── TASK INPUTS

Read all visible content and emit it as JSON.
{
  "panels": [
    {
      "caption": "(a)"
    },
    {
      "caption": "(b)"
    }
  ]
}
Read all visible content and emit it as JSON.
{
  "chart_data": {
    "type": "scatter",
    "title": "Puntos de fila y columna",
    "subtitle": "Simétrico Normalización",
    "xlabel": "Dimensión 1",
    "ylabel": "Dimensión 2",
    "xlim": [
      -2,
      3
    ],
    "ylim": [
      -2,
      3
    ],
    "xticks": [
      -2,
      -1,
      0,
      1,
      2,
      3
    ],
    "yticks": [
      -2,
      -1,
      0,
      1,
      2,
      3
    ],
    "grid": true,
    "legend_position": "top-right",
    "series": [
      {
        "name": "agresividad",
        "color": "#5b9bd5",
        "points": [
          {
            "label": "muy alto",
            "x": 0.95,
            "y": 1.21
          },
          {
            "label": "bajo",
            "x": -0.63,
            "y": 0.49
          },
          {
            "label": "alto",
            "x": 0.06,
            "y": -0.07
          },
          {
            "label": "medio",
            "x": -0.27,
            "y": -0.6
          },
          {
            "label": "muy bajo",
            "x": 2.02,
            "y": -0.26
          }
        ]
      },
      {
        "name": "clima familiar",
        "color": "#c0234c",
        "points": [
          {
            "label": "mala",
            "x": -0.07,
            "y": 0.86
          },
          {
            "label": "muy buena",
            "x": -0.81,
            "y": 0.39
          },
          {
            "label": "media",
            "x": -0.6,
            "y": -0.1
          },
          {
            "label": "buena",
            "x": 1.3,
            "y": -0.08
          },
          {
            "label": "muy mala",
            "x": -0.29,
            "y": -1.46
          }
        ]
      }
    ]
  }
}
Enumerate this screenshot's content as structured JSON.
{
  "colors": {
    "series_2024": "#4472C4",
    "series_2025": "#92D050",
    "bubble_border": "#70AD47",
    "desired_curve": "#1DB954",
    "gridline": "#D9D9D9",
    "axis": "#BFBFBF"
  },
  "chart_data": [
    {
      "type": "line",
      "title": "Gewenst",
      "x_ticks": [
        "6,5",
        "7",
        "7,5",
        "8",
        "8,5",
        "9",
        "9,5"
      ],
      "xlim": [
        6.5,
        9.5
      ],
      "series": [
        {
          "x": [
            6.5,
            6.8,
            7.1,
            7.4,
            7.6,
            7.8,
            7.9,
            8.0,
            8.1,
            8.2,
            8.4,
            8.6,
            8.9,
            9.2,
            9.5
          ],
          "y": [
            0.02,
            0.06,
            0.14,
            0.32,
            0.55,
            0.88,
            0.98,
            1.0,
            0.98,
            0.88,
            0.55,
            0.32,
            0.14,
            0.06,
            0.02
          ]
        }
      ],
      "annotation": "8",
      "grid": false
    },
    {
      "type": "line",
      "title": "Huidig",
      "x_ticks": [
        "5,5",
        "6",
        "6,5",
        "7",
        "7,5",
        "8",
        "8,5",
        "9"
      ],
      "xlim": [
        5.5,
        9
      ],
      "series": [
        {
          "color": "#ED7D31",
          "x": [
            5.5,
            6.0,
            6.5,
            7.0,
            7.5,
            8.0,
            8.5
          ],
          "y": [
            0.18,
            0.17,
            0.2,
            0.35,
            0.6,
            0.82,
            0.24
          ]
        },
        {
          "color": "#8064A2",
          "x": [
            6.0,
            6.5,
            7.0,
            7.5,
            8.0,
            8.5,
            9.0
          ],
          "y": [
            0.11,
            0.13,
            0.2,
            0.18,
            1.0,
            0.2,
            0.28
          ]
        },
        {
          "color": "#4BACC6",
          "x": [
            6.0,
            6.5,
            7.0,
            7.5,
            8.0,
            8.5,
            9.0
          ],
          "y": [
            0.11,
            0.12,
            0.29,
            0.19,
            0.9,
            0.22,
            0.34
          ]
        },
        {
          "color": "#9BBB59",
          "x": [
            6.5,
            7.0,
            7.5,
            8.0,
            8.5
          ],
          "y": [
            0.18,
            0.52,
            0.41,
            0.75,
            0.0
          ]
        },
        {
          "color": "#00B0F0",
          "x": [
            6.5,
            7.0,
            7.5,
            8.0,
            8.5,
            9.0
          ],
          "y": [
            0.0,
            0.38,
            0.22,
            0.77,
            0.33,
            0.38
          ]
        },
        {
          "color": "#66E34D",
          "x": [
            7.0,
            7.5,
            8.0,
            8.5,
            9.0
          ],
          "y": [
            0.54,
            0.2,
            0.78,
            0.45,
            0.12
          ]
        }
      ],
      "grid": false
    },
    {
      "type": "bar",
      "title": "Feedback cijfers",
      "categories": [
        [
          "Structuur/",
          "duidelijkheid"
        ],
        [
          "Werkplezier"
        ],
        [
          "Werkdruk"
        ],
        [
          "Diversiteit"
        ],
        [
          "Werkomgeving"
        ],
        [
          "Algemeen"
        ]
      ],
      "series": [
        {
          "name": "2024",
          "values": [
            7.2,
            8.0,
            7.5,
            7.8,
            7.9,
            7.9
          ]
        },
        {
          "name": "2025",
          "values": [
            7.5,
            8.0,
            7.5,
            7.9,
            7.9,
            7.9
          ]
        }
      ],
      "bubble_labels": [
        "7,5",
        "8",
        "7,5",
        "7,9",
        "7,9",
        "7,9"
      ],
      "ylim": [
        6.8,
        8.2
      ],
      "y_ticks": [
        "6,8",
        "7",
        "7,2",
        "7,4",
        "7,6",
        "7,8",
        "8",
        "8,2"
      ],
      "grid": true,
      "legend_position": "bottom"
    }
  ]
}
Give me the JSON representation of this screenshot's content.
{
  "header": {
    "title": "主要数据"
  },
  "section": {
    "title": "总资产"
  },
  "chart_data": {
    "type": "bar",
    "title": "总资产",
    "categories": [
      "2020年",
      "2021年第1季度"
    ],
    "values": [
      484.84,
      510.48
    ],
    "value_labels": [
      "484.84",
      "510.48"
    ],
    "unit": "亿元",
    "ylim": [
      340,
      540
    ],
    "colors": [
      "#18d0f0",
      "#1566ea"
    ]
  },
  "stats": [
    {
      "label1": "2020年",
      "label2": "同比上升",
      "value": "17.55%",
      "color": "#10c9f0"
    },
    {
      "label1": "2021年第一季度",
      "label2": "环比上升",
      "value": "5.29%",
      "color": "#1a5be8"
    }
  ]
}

────

REQUEST
Note how many lines in the listing above hold the string "JSON", then give only that figure.

RESPONSE TO THIS EXERCISE
4